What needs to be done: Your answer should be a single number: the count of lines containing the string "предоставлении".

□ □ □ □ □

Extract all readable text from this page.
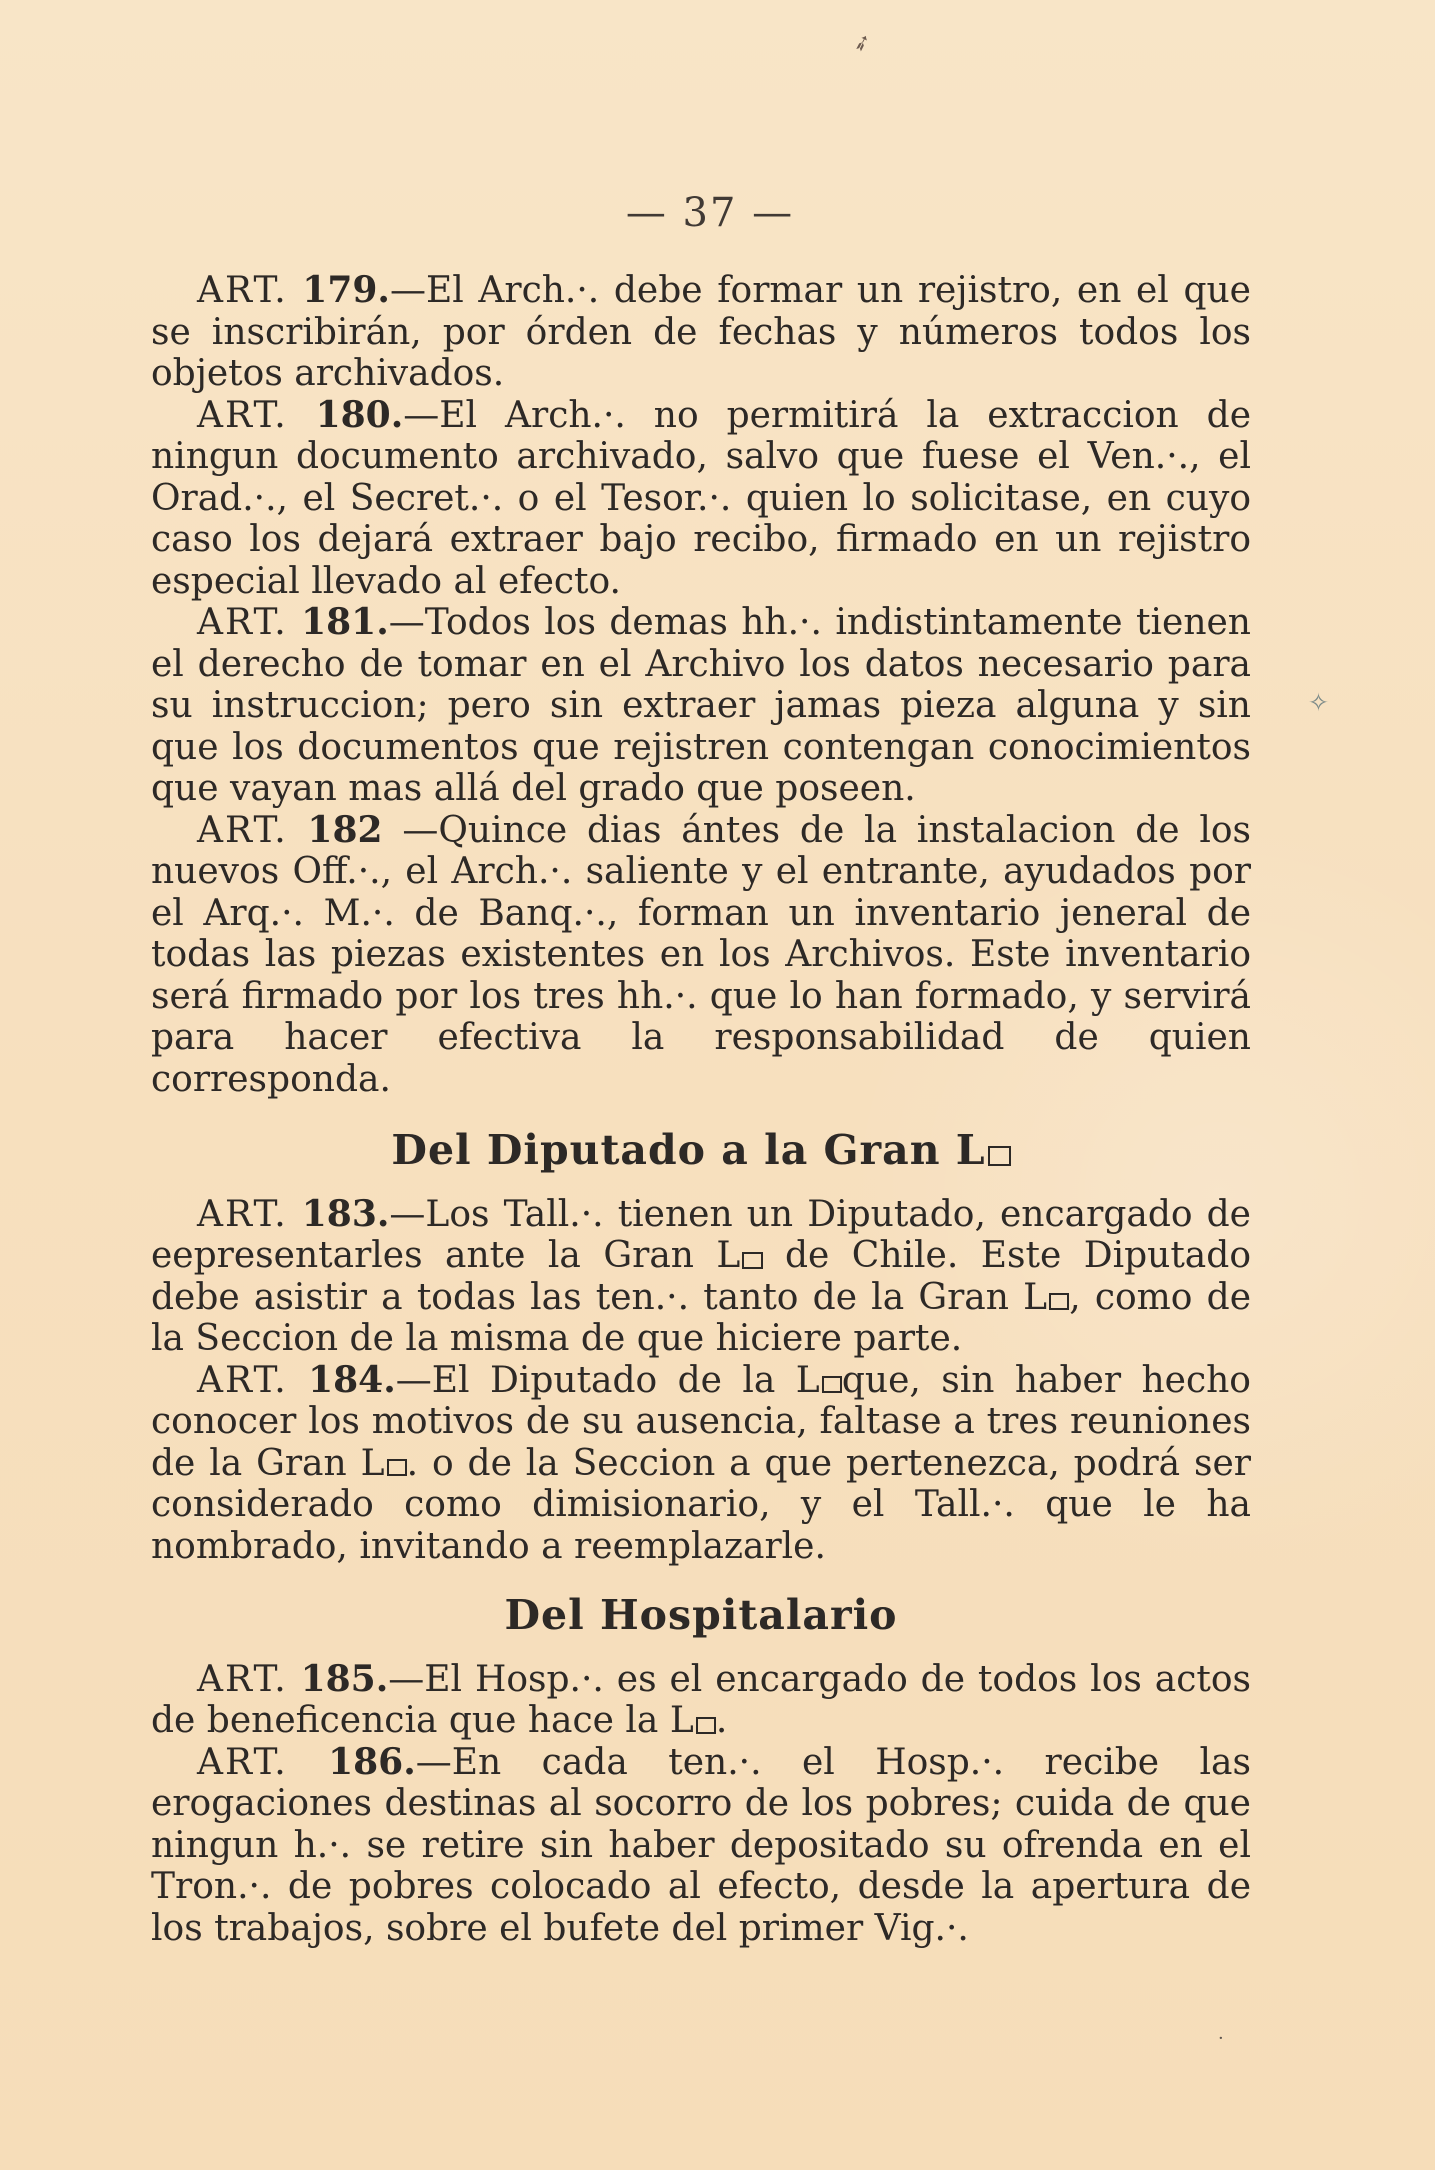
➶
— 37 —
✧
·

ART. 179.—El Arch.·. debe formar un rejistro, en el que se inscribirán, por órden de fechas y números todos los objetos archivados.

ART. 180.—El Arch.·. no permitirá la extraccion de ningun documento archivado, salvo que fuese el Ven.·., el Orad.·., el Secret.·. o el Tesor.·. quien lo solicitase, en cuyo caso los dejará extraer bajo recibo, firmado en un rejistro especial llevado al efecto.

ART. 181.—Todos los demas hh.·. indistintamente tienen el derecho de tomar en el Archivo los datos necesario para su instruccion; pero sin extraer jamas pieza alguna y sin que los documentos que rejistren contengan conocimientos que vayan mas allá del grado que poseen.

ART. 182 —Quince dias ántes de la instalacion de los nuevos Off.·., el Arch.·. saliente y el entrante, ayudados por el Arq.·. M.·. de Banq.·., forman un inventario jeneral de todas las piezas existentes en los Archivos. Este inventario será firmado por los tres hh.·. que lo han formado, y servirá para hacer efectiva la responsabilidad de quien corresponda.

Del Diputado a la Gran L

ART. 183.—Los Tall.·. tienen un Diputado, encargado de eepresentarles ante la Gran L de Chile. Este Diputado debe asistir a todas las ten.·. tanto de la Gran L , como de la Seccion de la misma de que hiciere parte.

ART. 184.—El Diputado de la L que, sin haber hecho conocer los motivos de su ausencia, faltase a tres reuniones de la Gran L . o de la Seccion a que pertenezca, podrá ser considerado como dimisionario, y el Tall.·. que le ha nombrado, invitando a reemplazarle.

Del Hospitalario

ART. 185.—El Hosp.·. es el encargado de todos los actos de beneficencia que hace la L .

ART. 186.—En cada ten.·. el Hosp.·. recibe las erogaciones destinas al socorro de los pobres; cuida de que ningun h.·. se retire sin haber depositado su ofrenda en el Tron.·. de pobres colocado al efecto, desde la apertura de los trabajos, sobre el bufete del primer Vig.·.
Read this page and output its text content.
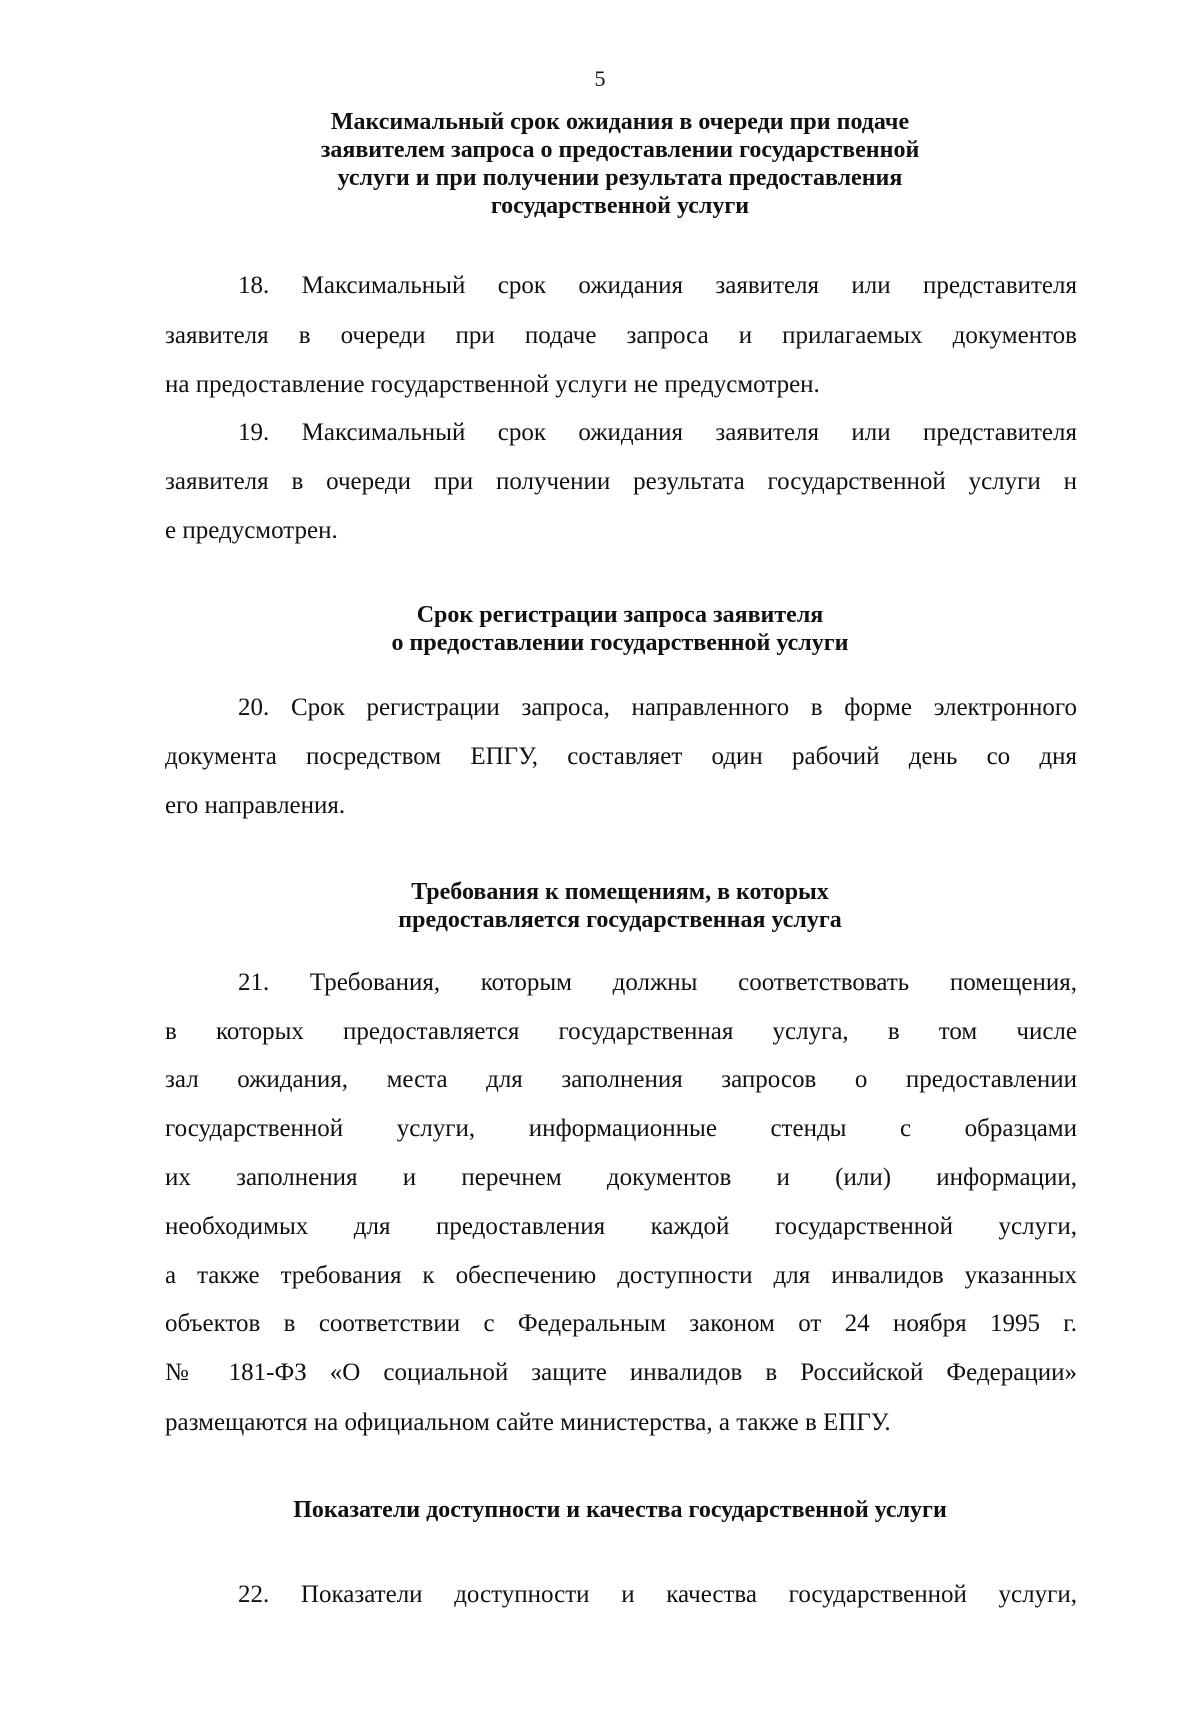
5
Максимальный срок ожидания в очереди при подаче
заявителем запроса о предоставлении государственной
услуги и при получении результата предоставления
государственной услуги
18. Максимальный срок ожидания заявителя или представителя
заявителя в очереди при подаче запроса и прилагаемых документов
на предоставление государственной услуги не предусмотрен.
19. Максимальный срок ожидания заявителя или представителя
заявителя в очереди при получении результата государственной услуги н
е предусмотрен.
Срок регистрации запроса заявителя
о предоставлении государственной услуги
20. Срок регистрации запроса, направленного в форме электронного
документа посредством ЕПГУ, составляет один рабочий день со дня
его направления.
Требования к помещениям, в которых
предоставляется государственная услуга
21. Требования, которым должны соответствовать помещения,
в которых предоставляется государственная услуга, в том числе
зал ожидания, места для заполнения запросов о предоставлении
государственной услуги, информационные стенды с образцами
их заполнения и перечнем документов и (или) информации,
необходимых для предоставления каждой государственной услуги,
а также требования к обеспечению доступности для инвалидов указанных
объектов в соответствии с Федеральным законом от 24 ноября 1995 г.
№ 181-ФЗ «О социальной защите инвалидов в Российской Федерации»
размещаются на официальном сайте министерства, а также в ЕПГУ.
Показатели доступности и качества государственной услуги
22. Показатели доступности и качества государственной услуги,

□ □ □ □ □

The solution: 3